- To do
Lines that contain the string "this" are to be copied; leave out all others.

- Records provided
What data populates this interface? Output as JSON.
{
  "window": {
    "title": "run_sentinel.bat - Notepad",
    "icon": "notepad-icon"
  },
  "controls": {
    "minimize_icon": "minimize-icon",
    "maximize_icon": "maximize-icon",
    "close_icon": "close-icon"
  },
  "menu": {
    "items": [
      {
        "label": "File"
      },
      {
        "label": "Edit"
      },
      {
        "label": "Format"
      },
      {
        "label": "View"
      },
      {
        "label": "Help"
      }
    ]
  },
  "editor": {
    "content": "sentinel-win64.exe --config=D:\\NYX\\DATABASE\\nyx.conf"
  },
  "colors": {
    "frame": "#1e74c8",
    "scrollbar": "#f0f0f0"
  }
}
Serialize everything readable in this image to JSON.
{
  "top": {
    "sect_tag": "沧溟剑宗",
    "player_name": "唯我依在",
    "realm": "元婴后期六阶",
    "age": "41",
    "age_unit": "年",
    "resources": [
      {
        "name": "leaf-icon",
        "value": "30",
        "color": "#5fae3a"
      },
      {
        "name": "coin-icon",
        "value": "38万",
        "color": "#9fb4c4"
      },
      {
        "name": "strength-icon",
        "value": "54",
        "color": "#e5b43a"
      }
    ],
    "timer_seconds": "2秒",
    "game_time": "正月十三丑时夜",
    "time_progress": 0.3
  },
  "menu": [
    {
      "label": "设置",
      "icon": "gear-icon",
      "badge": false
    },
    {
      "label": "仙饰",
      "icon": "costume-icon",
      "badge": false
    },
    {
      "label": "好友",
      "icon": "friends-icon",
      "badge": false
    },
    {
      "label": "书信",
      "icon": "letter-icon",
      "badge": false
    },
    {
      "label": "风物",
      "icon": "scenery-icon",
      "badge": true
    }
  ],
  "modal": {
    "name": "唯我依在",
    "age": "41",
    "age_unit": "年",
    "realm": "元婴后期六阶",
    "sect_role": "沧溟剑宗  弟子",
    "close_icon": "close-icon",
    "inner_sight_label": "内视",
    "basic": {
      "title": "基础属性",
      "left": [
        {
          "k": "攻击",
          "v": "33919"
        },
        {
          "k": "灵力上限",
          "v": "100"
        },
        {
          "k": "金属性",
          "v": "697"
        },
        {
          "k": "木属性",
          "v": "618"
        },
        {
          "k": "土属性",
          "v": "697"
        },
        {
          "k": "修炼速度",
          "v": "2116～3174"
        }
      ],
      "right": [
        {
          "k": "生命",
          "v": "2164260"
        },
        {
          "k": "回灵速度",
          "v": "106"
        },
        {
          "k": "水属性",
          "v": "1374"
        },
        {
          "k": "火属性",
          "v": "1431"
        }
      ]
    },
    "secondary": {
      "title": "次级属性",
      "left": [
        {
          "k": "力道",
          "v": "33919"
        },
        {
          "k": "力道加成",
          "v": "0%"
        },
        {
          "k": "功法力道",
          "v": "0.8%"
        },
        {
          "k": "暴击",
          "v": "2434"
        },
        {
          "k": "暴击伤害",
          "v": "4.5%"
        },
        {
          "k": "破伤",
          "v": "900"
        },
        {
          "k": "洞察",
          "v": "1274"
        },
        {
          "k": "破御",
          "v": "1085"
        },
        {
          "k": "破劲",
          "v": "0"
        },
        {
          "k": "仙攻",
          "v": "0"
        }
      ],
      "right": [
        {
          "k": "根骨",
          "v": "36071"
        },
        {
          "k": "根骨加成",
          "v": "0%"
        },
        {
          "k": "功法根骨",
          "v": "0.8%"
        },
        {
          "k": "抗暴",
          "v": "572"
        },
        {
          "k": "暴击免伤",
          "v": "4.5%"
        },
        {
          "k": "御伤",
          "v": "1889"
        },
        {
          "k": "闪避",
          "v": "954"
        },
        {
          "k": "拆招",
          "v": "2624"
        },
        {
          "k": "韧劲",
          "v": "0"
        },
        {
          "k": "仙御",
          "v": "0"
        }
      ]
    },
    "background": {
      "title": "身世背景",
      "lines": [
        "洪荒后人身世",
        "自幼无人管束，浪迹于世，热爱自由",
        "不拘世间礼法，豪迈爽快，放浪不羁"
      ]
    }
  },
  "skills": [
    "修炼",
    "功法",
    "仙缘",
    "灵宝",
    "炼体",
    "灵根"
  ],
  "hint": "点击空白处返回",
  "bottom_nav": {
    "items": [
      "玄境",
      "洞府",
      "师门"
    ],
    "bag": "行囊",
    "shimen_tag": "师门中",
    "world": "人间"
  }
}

- Answer for the task
What data populates this interface? Output as JSON.
Serialize everything readable in this image to JSON.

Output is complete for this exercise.